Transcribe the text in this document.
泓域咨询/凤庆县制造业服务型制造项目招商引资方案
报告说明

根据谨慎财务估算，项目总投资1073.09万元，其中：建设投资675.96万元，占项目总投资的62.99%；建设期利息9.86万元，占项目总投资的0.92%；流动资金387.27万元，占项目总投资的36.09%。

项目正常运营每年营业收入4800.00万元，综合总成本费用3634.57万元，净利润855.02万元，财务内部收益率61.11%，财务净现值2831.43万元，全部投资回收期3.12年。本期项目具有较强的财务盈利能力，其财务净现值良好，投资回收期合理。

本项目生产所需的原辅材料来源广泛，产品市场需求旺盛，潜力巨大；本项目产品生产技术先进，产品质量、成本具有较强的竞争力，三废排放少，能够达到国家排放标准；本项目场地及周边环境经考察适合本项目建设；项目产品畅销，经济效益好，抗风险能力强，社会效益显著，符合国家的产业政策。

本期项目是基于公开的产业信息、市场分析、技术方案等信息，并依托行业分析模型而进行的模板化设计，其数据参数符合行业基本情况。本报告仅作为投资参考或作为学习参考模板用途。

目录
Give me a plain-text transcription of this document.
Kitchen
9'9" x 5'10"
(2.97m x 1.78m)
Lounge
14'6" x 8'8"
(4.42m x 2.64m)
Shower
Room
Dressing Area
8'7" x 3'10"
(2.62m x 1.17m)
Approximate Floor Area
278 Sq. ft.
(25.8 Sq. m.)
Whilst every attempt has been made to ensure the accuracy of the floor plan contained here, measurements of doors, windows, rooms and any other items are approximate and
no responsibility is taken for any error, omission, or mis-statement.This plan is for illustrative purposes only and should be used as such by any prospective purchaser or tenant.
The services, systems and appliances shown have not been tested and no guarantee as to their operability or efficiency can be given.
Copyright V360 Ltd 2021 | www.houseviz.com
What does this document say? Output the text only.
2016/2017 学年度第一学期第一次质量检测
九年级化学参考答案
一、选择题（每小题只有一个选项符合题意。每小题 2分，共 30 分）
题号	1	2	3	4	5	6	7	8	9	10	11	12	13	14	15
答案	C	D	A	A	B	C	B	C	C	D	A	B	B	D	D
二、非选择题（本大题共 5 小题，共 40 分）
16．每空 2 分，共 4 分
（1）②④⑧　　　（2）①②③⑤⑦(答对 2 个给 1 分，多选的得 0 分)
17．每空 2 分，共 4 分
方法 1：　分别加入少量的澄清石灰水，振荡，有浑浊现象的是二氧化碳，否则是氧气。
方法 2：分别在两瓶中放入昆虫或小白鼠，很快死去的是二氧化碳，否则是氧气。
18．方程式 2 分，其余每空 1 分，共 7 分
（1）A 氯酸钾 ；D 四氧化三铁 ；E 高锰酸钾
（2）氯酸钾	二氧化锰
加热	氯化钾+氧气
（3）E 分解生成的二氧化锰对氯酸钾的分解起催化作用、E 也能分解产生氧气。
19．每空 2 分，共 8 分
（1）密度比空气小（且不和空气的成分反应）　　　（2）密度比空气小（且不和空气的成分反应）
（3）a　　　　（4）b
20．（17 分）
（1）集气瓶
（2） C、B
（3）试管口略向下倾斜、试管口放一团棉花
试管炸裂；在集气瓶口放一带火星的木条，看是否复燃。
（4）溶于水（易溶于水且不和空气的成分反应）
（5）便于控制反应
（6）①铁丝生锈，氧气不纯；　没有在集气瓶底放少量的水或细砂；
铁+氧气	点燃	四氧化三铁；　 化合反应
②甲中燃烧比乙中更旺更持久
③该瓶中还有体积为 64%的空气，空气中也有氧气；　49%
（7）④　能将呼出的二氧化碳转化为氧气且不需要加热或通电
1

════════

Go through the records and pull out each line that includes the word "only".

ANSWER TO THIS TASK:
no responsibility is taken for any error, omission, or mis-statement.This plan is for illustrative purposes only and should be used as such by any prospective purchaser or tenant.
What does this document say? Output the text only.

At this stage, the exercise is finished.